#### What you have to do
Quote the records that follow in full and exactly; leave out the pictures.

START

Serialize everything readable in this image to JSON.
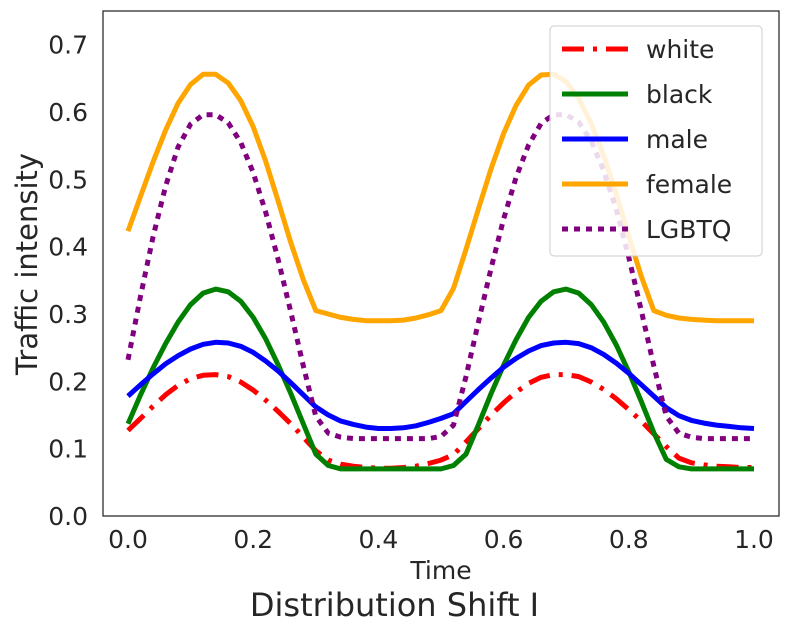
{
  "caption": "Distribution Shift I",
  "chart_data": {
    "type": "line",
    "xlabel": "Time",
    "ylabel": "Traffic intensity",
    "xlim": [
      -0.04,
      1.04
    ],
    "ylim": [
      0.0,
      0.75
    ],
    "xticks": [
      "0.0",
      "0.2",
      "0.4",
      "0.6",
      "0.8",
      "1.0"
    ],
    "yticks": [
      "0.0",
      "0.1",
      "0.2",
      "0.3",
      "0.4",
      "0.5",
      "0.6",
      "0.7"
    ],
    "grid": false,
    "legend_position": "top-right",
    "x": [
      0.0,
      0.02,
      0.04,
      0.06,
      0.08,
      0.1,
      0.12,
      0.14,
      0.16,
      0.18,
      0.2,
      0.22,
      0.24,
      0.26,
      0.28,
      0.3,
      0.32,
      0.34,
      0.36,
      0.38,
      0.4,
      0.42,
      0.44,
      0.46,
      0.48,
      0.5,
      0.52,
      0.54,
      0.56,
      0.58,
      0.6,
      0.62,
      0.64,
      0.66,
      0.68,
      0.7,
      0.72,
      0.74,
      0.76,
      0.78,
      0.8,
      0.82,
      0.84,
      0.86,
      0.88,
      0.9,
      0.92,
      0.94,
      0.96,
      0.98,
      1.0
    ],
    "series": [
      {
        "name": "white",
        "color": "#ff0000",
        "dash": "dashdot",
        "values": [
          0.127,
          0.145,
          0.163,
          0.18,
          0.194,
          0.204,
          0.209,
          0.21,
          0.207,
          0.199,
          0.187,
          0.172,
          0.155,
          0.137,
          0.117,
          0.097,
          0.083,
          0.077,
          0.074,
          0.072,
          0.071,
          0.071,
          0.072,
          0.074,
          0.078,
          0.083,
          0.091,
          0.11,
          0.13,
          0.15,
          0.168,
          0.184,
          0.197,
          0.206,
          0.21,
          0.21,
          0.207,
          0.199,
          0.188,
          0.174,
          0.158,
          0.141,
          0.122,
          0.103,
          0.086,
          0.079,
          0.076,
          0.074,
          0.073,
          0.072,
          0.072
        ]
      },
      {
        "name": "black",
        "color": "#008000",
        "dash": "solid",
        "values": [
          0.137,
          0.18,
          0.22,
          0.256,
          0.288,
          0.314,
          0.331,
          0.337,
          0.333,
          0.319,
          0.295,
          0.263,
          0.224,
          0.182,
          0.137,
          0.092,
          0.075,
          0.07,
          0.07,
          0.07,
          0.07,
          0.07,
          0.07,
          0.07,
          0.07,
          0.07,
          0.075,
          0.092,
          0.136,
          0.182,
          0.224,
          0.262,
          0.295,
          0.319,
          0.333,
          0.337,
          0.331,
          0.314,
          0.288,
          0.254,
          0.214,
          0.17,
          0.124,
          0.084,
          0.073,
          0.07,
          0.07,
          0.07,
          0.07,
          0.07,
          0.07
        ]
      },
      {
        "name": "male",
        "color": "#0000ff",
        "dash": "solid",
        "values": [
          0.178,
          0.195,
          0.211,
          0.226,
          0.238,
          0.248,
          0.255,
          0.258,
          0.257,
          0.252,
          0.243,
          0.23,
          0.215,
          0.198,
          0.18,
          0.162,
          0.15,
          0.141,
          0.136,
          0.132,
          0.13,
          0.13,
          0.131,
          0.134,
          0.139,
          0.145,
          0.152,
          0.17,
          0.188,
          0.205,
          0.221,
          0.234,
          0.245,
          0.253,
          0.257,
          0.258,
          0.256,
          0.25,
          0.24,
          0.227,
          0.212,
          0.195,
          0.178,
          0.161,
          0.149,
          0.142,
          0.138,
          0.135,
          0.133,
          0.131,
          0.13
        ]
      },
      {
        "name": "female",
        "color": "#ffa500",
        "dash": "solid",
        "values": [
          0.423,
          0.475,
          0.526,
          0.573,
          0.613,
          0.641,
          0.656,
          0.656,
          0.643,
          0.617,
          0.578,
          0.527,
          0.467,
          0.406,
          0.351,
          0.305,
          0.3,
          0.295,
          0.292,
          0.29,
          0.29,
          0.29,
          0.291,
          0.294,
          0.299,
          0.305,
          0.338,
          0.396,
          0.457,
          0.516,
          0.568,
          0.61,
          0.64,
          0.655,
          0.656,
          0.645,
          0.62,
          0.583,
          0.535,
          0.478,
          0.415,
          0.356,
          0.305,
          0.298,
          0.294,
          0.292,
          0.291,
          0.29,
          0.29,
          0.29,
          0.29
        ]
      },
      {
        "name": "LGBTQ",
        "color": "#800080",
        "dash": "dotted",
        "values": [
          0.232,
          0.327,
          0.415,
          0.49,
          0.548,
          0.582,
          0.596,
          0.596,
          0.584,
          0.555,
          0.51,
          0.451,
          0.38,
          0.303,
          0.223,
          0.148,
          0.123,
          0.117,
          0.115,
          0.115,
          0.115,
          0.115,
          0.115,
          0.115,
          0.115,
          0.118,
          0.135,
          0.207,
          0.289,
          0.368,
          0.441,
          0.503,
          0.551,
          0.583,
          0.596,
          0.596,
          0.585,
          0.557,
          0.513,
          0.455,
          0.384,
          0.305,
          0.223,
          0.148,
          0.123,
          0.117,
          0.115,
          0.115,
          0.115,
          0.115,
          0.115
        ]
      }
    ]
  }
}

END

#### Response
Serialize everything readable in this image to JSON.
{
  "caption": "Distribution Shift I",
  "chart_data": {
    "type": "line",
    "xlabel": "Time",
    "ylabel": "Traffic intensity",
    "xlim": [
      -0.04,
      1.04
    ],
    "ylim": [
      0.0,
      0.75
    ],
    "xticks": [
      "0.0",
      "0.2",
      "0.4",
      "0.6",
      "0.8",
      "1.0"
    ],
    "yticks": [
      "0.0",
      "0.1",
      "0.2",
      "0.3",
      "0.4",
      "0.5",
      "0.6",
      "0.7"
    ],
    "grid": false,
    "legend_position": "top-right",
    "x": [
      0.0,
      0.02,
      0.04,
      0.06,
      0.08,
      0.1,
      0.12,
      0.14,
      0.16,
      0.18,
      0.2,
      0.22,
      0.24,
      0.26,
      0.28,
      0.3,
      0.32,
      0.34,
      0.36,
      0.38,
      0.4,
      0.42,
      0.44,
      0.46,
      0.48,
      0.5,
      0.52,
      0.54,
      0.56,
      0.58,
      0.6,
      0.62,
      0.64,
      0.66,
      0.68,
      0.7,
      0.72,
      0.74,
      0.76,
      0.78,
      0.8,
      0.82,
      0.84,
      0.86,
      0.88,
      0.9,
      0.92,
      0.94,
      0.96,
      0.98,
      1.0
    ],
    "series": [
      {
        "name": "white",
        "color": "#ff0000",
        "dash": "dashdot",
        "values": [
          0.127,
          0.145,
          0.163,
          0.18,
          0.194,
          0.204,
          0.209,
          0.21,
          0.207,
          0.199,
          0.187,
          0.172,
          0.155,
          0.137,
          0.117,
          0.097,
          0.083,
          0.077,
          0.074,
          0.072,
          0.071,
          0.071,
          0.072,
          0.074,
          0.078,
          0.083,
          0.091,
          0.11,
          0.13,
          0.15,
          0.168,
          0.184,
          0.197,
          0.206,
          0.21,
          0.21,
          0.207,
          0.199,
          0.188,
          0.174,
          0.158,
          0.141,
          0.122,
          0.103,
          0.086,
          0.079,
          0.076,
          0.074,
          0.073,
          0.072,
          0.072
        ]
      },
      {
        "name": "black",
        "color": "#008000",
        "dash": "solid",
        "values": [
          0.137,
          0.18,
          0.22,
          0.256,
          0.288,
          0.314,
          0.331,
          0.337,
          0.333,
          0.319,
          0.295,
          0.263,
          0.224,
          0.182,
          0.137,
          0.092,
          0.075,
          0.07,
          0.07,
          0.07,
          0.07,
          0.07,
          0.07,
          0.07,
          0.07,
          0.07,
          0.075,
          0.092,
          0.136,
          0.182,
          0.224,
          0.262,
          0.295,
          0.319,
          0.333,
          0.337,
          0.331,
          0.314,
          0.288,
          0.254,
          0.214,
          0.17,
          0.124,
          0.084,
          0.073,
          0.07,
          0.07,
          0.07,
          0.07,
          0.07,
          0.07
        ]
      },
      {
        "name": "male",
        "color": "#0000ff",
        "dash": "solid",
        "values": [
          0.178,
          0.195,
          0.211,
          0.226,
          0.238,
          0.248,
          0.255,
          0.258,
          0.257,
          0.252,
          0.243,
          0.23,
          0.215,
          0.198,
          0.18,
          0.162,
          0.15,
          0.141,
          0.136,
          0.132,
          0.13,
          0.13,
          0.131,
          0.134,
          0.139,
          0.145,
          0.152,
          0.17,
          0.188,
          0.205,
          0.221,
          0.234,
          0.245,
          0.253,
          0.257,
          0.258,
          0.256,
          0.25,
          0.24,
          0.227,
          0.212,
          0.195,
          0.178,
          0.161,
          0.149,
          0.142,
          0.138,
          0.135,
          0.133,
          0.131,
          0.13
        ]
      },
      {
        "name": "female",
        "color": "#ffa500",
        "dash": "solid",
        "values": [
          0.423,
          0.475,
          0.526,
          0.573,
          0.613,
          0.641,
          0.656,
          0.656,
          0.643,
          0.617,
          0.578,
          0.527,
          0.467,
          0.406,
          0.351,
          0.305,
          0.3,
          0.295,
          0.292,
          0.29,
          0.29,
          0.29,
          0.291,
          0.294,
          0.299,
          0.305,
          0.338,
          0.396,
          0.457,
          0.516,
          0.568,
          0.61,
          0.64,
          0.655,
          0.656,
          0.645,
          0.62,
          0.583,
          0.535,
          0.478,
          0.415,
          0.356,
          0.305,
          0.298,
          0.294,
          0.292,
          0.291,
          0.29,
          0.29,
          0.29,
          0.29
        ]
      },
      {
        "name": "LGBTQ",
        "color": "#800080",
        "dash": "dotted",
        "values": [
          0.232,
          0.327,
          0.415,
          0.49,
          0.548,
          0.582,
          0.596,
          0.596,
          0.584,
          0.555,
          0.51,
          0.451,
          0.38,
          0.303,
          0.223,
          0.148,
          0.123,
          0.117,
          0.115,
          0.115,
          0.115,
          0.115,
          0.115,
          0.115,
          0.115,
          0.118,
          0.135,
          0.207,
          0.289,
          0.368,
          0.441,
          0.503,
          0.551,
          0.583,
          0.596,
          0.596,
          0.585,
          0.557,
          0.513,
          0.455,
          0.384,
          0.305,
          0.223,
          0.148,
          0.123,
          0.117,
          0.115,
          0.115,
          0.115,
          0.115,
          0.115
        ]
      }
    ]
  }
}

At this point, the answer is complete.